━━ EXERCISE INPUT
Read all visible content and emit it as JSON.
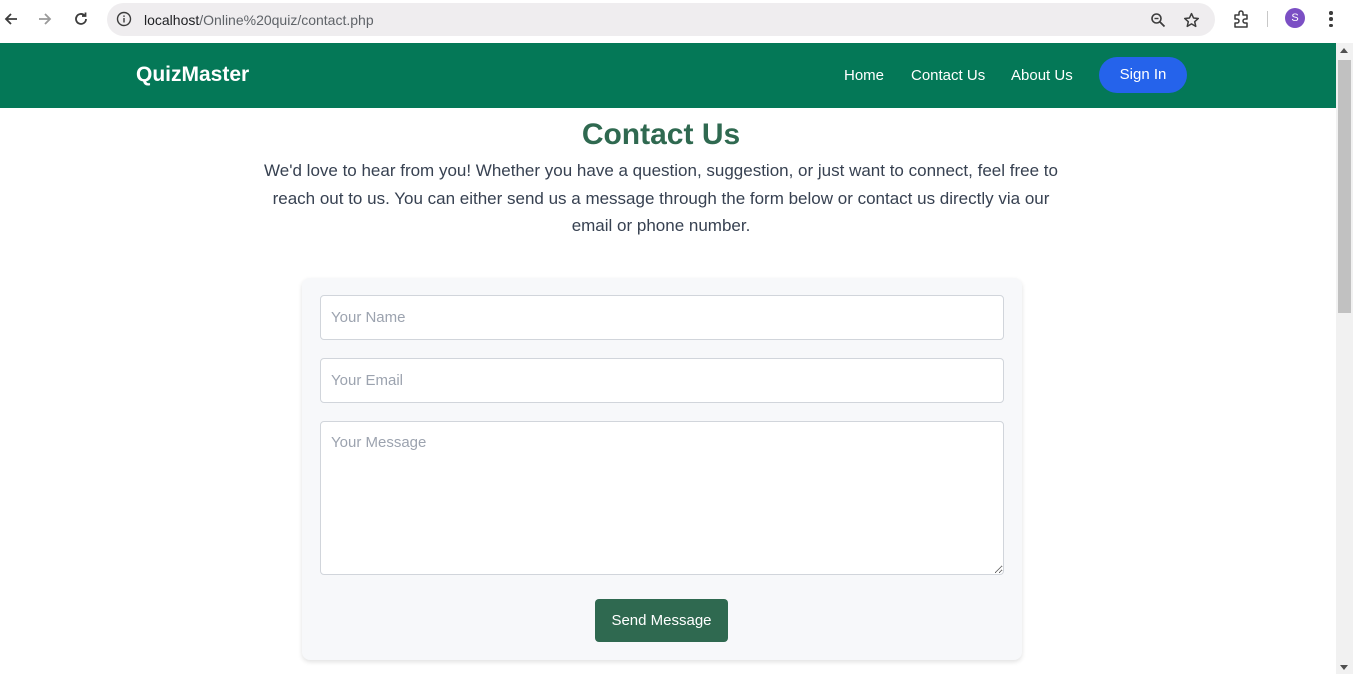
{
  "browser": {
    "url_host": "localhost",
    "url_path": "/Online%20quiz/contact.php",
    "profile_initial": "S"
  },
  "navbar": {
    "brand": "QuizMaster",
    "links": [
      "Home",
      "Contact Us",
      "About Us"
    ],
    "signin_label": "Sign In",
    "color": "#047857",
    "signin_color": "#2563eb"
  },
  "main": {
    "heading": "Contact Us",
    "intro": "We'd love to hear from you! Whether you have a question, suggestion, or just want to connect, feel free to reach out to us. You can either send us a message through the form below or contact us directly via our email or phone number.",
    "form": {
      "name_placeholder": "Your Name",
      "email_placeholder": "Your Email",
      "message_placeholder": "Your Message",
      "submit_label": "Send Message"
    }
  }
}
━━━━
GOAL:
Make a verbatim copy of all the entries and strip out the pictures.

THE OUTPUT:
Read all visible content and emit it as JSON.
{
  "browser": {
    "url_host": "localhost",
    "url_path": "/Online%20quiz/contact.php",
    "profile_initial": "S"
  },
  "navbar": {
    "brand": "QuizMaster",
    "links": [
      "Home",
      "Contact Us",
      "About Us"
    ],
    "signin_label": "Sign In",
    "color": "#047857",
    "signin_color": "#2563eb"
  },
  "main": {
    "heading": "Contact Us",
    "intro": "We'd love to hear from you! Whether you have a question, suggestion, or just want to connect, feel free to reach out to us. You can either send us a message through the form below or contact us directly via our email or phone number.",
    "form": {
      "name_placeholder": "Your Name",
      "email_placeholder": "Your Email",
      "message_placeholder": "Your Message",
      "submit_label": "Send Message"
    }
  }
}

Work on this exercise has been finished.